『臨済録』にある有名な語です。歳末が近づくと、どこの茶席にもこの語が掛かります。この一年間、たいした災難にも遭遇することなく、無事安泰に暮らせたという喜びと感謝の念を表わすと同時に、師走といわれるほど忙しい年の瀬であっても、決して足もとを乱すことなく、無事に正月を迎えられるようにと祈って、この語を重用します。
しかし、禅語としての「無事是れ貴人」の意は少々違います。無事とは、平穏無事の無事でもなく、また、何もせずにブラブラすることでもありません。無事とは、仏や悟り、道の完成を他に求めない心をいいます。貴人とは「貴族」の貴ではなく、貴ぶべき人、すなわち仏であり、悟りであり、安心であり、道の完成を意味します。
私たちの心の奥底には、生まれながらにして仏と寸分違わぬ純粋な人間性、仏になる資質ともいうべき仏性というものがあります。それを発見し、自分のものとすることが禅の修行であり、仏になることであり、悟りを得るということです。私たちは、えてしてそれを外に求めてウロウロするのが現実です。

出題 -
- A) 「無事是れ貴人」を説く文章で、禅語としての「無事」はどのような心を指すとされているか。
- B) 「無事是れ貴人」を説く上の文章の続きを、最後の文の後から書いてください。

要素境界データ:
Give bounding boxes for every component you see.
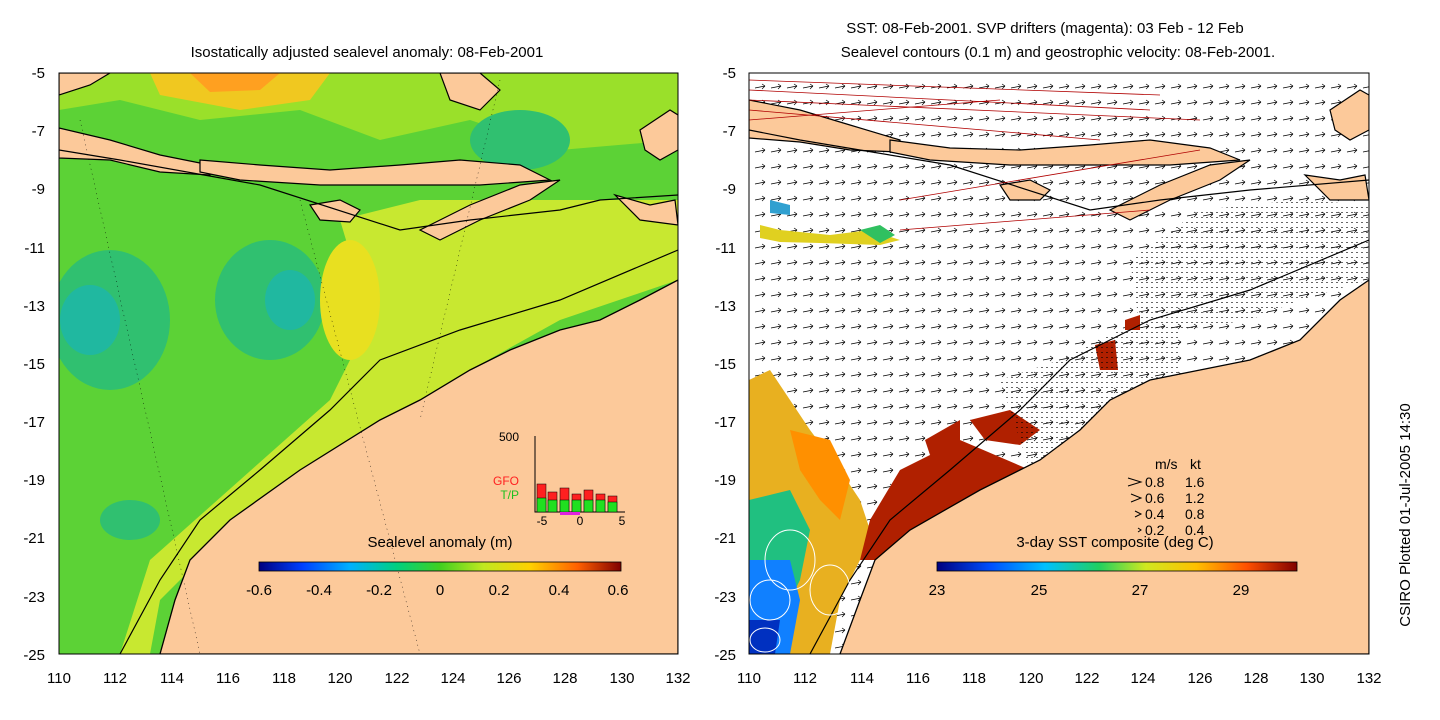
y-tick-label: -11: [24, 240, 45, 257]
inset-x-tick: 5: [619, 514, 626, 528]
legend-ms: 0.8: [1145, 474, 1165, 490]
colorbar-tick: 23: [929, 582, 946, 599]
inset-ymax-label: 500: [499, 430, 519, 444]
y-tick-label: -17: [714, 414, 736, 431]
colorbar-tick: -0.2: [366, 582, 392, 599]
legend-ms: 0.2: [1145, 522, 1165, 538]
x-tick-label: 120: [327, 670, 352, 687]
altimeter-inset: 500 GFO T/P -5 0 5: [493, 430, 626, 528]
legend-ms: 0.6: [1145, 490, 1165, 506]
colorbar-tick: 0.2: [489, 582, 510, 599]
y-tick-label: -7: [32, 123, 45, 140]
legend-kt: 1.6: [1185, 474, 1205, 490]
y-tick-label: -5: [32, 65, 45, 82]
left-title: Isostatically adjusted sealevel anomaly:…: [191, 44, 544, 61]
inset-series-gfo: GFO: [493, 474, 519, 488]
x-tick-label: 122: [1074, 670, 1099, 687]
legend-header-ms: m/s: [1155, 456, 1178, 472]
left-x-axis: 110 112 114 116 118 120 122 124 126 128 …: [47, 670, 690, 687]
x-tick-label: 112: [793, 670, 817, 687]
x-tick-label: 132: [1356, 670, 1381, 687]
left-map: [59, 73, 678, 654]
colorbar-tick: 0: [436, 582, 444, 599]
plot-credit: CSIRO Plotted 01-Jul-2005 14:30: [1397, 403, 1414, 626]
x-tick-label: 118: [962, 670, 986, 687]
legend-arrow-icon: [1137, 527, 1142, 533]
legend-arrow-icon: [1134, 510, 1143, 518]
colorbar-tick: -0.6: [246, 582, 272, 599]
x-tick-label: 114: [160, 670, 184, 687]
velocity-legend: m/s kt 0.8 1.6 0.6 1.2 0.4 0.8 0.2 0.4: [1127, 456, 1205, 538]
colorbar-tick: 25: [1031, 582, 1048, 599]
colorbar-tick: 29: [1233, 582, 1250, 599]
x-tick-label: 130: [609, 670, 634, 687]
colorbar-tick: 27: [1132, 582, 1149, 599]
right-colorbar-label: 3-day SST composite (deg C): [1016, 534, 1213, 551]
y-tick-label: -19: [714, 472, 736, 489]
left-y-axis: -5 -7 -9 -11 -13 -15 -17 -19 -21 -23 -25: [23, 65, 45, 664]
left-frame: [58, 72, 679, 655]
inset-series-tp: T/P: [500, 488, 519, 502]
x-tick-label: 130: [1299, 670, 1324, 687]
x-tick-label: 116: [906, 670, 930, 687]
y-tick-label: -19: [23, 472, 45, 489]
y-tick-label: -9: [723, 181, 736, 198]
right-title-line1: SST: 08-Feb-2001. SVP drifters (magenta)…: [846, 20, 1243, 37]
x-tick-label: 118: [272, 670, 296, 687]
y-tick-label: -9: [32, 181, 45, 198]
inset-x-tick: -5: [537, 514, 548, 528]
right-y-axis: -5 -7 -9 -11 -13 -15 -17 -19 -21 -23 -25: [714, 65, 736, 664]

解答 -
- A) 仏や悟り、道の完成を他に求めない心を指す。

- B)
「求心歇む処、即ち無事」と、臨済禅師は喝破します。求める心があるうちは無事ではありません。「放てば手に満てり」という言葉がありますが、「求心歇む処」が無事であるのです。その無事が、そのまま貴人です。
「但だ造作すること莫かれ、祇だ是れ平常なれ」と、臨済禅師は無事を詳解します。「面倒くさい」「むずかしい」の反対語に「造作なく」という言葉があります。当然のことを造作なく当然にやることが平常であり、無事というわけです。いかなる境界に置かれようとも、見るがまま、聞くがまま、あるがままに、すべてを造作なく処置して行くことができる人が、「無事是れ貴人」というべきです。
今日の池ノ坊流の華道を創立した池坊専応は、あるとき、千利休の茶の師である武野紹鴎に依頼されて花を活けます。あまりの見事さに感心した紹鴎は質します。
「あなたは、どんな心境でこの花をお活けになりましたか」
専応は答えます。
「いろいろの千草にまじる沢辺かな――という句を頭に描いて花を活けました」
沢辺に咲き乱れるさまざまの草花には、美しく見せたいとか、目立ちたいとかいうはからいは微塵もありません。ただ、無心に一生懸命に咲いているだけです。
専応も花活けに向かって上手に活けようと意識するわけでもなく、紹鴎を感心させようと小細工を弄するわけでもありません。造作なく、すなおに、「いろいろの千草にまじる沢辺かな」の句を想い描いて、花を一本一本挿していっただけです。
専応もまた、無事底の一人であるのです。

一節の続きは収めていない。